Description of the task: Reproduce the listing below unchanged, from its first line down through the line containing "x-axis: [1.0,2.0] (2.0,3.0]", including both of those lines.

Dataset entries

──────

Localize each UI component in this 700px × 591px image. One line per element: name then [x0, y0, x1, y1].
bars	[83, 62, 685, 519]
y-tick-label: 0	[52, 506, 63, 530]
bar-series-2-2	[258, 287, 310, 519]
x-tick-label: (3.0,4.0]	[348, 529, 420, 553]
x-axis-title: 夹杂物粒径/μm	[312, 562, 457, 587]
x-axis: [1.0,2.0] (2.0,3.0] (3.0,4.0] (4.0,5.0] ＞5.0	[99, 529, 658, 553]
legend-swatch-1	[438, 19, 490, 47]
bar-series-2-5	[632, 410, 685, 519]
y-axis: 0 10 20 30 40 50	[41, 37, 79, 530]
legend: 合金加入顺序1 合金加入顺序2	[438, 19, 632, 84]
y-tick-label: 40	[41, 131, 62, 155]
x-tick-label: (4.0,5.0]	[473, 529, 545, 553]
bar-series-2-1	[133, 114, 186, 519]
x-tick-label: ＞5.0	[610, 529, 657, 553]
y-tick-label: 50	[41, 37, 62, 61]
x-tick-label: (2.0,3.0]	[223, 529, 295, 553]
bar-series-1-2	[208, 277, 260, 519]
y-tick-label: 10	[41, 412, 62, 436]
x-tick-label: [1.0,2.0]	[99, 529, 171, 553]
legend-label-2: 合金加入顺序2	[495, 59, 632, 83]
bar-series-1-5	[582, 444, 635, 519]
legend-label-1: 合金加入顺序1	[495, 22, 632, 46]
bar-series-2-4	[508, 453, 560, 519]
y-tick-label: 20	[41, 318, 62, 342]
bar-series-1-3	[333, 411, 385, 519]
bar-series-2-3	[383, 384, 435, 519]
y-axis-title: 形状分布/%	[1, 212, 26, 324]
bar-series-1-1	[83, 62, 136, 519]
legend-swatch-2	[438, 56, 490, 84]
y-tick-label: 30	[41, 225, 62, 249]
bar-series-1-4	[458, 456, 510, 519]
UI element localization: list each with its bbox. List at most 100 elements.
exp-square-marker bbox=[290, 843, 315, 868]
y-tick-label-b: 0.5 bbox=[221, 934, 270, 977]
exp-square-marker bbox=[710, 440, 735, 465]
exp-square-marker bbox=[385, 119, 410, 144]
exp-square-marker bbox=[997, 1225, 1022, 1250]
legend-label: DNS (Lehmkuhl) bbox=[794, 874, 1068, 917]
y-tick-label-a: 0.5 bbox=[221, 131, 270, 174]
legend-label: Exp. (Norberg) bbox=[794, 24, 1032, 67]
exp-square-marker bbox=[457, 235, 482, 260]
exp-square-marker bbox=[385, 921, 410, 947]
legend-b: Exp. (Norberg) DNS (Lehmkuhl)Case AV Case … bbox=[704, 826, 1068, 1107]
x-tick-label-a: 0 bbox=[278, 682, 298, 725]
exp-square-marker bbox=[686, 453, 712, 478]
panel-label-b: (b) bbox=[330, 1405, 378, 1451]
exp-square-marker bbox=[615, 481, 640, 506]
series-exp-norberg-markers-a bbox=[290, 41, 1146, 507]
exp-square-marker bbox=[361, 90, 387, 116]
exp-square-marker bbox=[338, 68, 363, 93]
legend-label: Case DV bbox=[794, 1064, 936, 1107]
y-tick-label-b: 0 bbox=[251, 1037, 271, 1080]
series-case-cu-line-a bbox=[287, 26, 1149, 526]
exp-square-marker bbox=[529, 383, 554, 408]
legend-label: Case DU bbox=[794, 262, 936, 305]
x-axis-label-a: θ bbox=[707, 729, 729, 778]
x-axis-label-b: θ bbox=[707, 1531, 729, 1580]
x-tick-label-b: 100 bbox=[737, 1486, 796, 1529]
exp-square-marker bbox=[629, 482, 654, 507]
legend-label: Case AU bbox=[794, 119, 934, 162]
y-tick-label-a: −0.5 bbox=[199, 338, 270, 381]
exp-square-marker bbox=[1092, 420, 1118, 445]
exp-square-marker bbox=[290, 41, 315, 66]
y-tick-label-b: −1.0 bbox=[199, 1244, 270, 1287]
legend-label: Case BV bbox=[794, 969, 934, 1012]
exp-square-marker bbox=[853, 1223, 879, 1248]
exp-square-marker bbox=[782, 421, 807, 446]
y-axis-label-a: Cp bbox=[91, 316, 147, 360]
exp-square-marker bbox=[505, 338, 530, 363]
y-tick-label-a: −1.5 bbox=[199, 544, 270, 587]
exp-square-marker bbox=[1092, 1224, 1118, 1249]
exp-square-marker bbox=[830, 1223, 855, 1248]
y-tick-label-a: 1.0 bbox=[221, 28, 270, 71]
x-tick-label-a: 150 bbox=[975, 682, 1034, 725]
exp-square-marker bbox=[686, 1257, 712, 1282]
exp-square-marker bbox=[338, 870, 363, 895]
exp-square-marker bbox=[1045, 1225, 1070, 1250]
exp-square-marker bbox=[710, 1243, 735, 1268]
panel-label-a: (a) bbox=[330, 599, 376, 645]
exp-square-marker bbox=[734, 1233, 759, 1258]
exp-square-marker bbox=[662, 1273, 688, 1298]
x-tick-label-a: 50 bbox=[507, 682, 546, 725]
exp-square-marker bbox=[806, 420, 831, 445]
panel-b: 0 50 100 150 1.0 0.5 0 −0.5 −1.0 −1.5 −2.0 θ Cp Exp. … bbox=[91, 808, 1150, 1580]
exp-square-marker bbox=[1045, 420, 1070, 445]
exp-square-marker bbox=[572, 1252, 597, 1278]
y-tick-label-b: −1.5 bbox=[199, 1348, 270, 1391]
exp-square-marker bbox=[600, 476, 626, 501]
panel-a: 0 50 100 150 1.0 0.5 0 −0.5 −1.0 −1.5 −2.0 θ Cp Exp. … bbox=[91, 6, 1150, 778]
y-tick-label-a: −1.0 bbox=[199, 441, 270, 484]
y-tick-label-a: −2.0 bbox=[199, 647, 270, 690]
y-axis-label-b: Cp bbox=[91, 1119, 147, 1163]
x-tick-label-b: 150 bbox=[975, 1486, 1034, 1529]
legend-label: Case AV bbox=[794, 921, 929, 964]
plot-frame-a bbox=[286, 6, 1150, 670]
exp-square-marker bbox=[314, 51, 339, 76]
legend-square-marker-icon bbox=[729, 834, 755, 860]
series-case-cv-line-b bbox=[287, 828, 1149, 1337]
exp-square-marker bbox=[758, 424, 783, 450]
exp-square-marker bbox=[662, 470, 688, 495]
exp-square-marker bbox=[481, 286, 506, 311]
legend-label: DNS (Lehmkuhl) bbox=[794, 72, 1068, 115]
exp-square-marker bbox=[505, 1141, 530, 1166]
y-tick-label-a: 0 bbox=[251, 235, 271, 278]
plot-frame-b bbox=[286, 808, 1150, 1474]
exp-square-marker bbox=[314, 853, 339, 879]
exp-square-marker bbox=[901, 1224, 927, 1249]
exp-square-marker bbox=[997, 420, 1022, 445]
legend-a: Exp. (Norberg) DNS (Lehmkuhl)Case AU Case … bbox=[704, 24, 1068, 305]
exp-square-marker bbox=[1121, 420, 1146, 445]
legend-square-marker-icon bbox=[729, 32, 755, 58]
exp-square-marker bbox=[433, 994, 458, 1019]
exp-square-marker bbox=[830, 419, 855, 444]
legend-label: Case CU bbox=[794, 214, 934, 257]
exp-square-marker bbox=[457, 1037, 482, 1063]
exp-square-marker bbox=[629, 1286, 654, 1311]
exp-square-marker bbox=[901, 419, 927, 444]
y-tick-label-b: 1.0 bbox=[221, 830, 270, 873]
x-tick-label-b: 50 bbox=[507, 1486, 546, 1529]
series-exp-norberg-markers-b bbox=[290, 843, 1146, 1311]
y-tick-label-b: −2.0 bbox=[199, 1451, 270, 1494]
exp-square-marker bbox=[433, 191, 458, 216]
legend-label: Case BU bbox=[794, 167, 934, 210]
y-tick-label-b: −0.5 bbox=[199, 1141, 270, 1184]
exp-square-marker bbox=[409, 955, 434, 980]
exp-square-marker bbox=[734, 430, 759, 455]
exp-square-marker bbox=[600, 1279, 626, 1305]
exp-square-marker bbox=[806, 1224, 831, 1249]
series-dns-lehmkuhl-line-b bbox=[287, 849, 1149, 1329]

──────

Reply to the exercise:
Localize each UI component in this 700px × 591px image. One line per element: name then [x0, y0, x1, y1].
bars	[83, 62, 685, 519]
y-tick-label: 0	[52, 506, 63, 530]
bar-series-2-2	[258, 287, 310, 519]
x-tick-label: (3.0,4.0]	[348, 529, 420, 553]
x-axis-title: 夹杂物粒径/μm	[312, 562, 457, 587]
x-axis: [1.0,2.0] (2.0,3.0] (3.0,4.0] (4.0,5.0] ＞5.0	[99, 529, 658, 553]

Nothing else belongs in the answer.